• **Aim**
In the following material, identify every line holding the string "Ὀλυνθίους" and return it.

/---

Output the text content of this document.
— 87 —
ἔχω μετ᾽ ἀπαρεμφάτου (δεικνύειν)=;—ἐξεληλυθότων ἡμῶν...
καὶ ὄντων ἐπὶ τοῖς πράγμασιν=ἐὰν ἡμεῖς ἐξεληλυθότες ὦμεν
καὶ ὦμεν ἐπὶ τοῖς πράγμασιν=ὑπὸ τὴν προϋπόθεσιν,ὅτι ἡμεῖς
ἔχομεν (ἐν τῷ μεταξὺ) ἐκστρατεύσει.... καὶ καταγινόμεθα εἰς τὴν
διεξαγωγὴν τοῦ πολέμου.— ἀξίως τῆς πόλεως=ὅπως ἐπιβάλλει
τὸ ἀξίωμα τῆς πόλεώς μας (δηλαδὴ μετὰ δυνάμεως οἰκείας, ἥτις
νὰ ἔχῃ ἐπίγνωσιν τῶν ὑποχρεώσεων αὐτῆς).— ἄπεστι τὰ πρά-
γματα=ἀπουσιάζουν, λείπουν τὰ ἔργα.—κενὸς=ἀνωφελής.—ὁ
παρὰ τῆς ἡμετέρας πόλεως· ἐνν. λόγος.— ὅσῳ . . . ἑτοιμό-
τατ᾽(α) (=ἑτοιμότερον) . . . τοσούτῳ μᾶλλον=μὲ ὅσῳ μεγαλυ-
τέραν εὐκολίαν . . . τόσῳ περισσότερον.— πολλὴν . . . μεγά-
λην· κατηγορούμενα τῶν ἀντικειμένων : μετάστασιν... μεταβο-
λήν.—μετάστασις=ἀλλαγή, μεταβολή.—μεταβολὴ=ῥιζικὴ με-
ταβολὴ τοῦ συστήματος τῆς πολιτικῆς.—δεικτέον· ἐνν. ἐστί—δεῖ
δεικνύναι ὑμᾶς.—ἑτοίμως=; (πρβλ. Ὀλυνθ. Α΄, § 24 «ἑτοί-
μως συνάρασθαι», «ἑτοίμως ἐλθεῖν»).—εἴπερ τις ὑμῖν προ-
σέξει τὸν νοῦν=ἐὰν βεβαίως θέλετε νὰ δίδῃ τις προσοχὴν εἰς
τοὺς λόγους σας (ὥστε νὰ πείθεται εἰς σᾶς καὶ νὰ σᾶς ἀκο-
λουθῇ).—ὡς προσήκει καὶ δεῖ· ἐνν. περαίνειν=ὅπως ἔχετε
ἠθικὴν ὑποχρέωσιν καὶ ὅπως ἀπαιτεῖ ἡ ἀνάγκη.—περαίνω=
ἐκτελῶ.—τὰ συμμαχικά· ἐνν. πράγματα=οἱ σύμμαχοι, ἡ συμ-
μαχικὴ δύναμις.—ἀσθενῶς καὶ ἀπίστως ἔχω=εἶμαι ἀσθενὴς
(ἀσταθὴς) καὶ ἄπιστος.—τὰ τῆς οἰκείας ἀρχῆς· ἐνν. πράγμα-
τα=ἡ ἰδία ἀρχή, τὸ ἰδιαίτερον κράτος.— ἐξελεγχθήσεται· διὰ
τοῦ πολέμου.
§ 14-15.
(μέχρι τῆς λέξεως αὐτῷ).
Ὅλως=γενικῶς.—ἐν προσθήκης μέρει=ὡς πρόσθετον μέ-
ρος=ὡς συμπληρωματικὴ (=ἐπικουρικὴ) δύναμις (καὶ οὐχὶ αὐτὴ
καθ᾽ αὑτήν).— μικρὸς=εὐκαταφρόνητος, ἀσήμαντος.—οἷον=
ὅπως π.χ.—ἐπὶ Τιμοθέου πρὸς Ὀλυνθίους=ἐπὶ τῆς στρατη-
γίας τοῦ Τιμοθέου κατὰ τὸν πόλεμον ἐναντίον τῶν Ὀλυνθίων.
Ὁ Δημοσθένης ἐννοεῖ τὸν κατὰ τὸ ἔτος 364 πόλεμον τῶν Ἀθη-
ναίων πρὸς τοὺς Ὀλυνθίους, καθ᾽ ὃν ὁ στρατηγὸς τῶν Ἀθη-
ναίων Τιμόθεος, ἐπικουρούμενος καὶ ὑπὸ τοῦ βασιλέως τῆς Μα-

\---

• **The reply**
ὅπως π.χ.—ἐπὶ Τιμοθέου πρὸς Ὀλυνθίους=ἐπὶ τῆς στρατη-
ναίων πρὸς τοὺς Ὀλυνθίους, καθ᾽ ὃν ὁ στρατηγὸς τῶν Ἀθη-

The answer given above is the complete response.